* [Entries provided]:
>>>>

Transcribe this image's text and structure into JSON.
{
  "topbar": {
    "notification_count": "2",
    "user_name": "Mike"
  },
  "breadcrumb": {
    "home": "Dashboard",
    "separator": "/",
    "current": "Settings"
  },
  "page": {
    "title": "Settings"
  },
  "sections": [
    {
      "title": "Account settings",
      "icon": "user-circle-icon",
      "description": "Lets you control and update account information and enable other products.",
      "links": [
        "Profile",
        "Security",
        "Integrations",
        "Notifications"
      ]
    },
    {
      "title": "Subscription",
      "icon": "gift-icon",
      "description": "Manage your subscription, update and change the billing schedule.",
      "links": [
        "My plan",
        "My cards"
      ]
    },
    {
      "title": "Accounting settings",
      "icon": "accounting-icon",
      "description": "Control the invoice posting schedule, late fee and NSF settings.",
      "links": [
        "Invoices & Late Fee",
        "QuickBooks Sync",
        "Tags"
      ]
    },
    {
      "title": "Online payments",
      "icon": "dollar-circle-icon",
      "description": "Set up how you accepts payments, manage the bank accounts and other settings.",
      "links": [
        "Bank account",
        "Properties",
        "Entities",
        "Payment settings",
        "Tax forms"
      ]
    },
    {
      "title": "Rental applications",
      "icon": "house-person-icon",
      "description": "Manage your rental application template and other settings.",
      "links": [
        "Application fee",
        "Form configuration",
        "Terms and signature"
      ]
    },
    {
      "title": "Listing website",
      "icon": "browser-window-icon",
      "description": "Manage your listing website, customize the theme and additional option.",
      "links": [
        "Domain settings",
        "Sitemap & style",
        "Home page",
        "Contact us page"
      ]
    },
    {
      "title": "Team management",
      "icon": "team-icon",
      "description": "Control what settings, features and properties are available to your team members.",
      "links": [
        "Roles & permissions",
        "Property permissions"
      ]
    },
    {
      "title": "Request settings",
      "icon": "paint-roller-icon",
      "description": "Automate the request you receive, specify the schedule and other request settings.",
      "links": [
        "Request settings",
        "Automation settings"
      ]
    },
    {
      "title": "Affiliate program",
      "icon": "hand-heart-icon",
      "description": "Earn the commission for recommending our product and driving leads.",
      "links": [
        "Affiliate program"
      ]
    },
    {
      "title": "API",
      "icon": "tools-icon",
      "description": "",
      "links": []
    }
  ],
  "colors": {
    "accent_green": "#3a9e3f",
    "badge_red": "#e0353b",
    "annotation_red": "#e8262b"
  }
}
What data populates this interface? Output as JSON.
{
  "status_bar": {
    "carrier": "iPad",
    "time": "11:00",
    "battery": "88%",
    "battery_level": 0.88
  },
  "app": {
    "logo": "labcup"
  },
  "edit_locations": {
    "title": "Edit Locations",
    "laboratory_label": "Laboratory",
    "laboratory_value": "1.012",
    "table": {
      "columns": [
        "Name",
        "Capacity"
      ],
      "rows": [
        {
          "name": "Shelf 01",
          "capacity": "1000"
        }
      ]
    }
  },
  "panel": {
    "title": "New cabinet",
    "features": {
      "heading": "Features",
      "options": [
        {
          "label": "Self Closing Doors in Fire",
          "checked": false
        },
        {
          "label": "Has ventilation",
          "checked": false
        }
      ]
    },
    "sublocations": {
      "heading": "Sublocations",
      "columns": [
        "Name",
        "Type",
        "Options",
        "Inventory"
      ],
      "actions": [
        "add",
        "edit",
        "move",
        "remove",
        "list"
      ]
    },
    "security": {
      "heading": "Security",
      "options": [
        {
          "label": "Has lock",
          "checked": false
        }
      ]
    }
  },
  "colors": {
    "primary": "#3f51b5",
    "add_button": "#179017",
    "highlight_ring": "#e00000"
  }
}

<<<<

* [What is being asked]: Repeat the material above in full, keeping every word.

* [Task answer]:
Transcribe this image's text and structure into JSON.
{
  "topbar": {
    "notification_count": "2",
    "user_name": "Mike"
  },
  "breadcrumb": {
    "home": "Dashboard",
    "separator": "/",
    "current": "Settings"
  },
  "page": {
    "title": "Settings"
  },
  "sections": [
    {
      "title": "Account settings",
      "icon": "user-circle-icon",
      "description": "Lets you control and update account information and enable other products.",
      "links": [
        "Profile",
        "Security",
        "Integrations",
        "Notifications"
      ]
    },
    {
      "title": "Subscription",
      "icon": "gift-icon",
      "description": "Manage your subscription, update and change the billing schedule.",
      "links": [
        "My plan",
        "My cards"
      ]
    },
    {
      "title": "Accounting settings",
      "icon": "accounting-icon",
      "description": "Control the invoice posting schedule, late fee and NSF settings.",
      "links": [
        "Invoices & Late Fee",
        "QuickBooks Sync",
        "Tags"
      ]
    },
    {
      "title": "Online payments",
      "icon": "dollar-circle-icon",
      "description": "Set up how you accepts payments, manage the bank accounts and other settings.",
      "links": [
        "Bank account",
        "Properties",
        "Entities",
        "Payment settings",
        "Tax forms"
      ]
    },
    {
      "title": "Rental applications",
      "icon": "house-person-icon",
      "description": "Manage your rental application template and other settings.",
      "links": [
        "Application fee",
        "Form configuration",
        "Terms and signature"
      ]
    },
    {
      "title": "Listing website",
      "icon": "browser-window-icon",
      "description": "Manage your listing website, customize the theme and additional option.",
      "links": [
        "Domain settings",
        "Sitemap & style",
        "Home page",
        "Contact us page"
      ]
    },
    {
      "title": "Team management",
      "icon": "team-icon",
      "description": "Control what settings, features and properties are available to your team members.",
      "links": [
        "Roles & permissions",
        "Property permissions"
      ]
    },
    {
      "title": "Request settings",
      "icon": "paint-roller-icon",
      "description": "Automate the request you receive, specify the schedule and other request settings.",
      "links": [
        "Request settings",
        "Automation settings"
      ]
    },
    {
      "title": "Affiliate program",
      "icon": "hand-heart-icon",
      "description": "Earn the commission for recommending our product and driving leads.",
      "links": [
        "Affiliate program"
      ]
    },
    {
      "title": "API",
      "icon": "tools-icon",
      "description": "",
      "links": []
    }
  ],
  "colors": {
    "accent_green": "#3a9e3f",
    "badge_red": "#e0353b",
    "annotation_red": "#e8262b"
  }
}
What data populates this interface? Output as JSON.
{
  "status_bar": {
    "carrier": "iPad",
    "time": "11:00",
    "battery": "88%",
    "battery_level": 0.88
  },
  "app": {
    "logo": "labcup"
  },
  "edit_locations": {
    "title": "Edit Locations",
    "laboratory_label": "Laboratory",
    "laboratory_value": "1.012",
    "table": {
      "columns": [
        "Name",
        "Capacity"
      ],
      "rows": [
        {
          "name": "Shelf 01",
          "capacity": "1000"
        }
      ]
    }
  },
  "panel": {
    "title": "New cabinet",
    "features": {
      "heading": "Features",
      "options": [
        {
          "label": "Self Closing Doors in Fire",
          "checked": false
        },
        {
          "label": "Has ventilation",
          "checked": false
        }
      ]
    },
    "sublocations": {
      "heading": "Sublocations",
      "columns": [
        "Name",
        "Type",
        "Options",
        "Inventory"
      ],
      "actions": [
        "add",
        "edit",
        "move",
        "remove",
        "list"
      ]
    },
    "security": {
      "heading": "Security",
      "options": [
        {
          "label": "Has lock",
          "checked": false
        }
      ]
    }
  },
  "colors": {
    "primary": "#3f51b5",
    "add_button": "#179017",
    "highlight_ring": "#e00000"
  }
}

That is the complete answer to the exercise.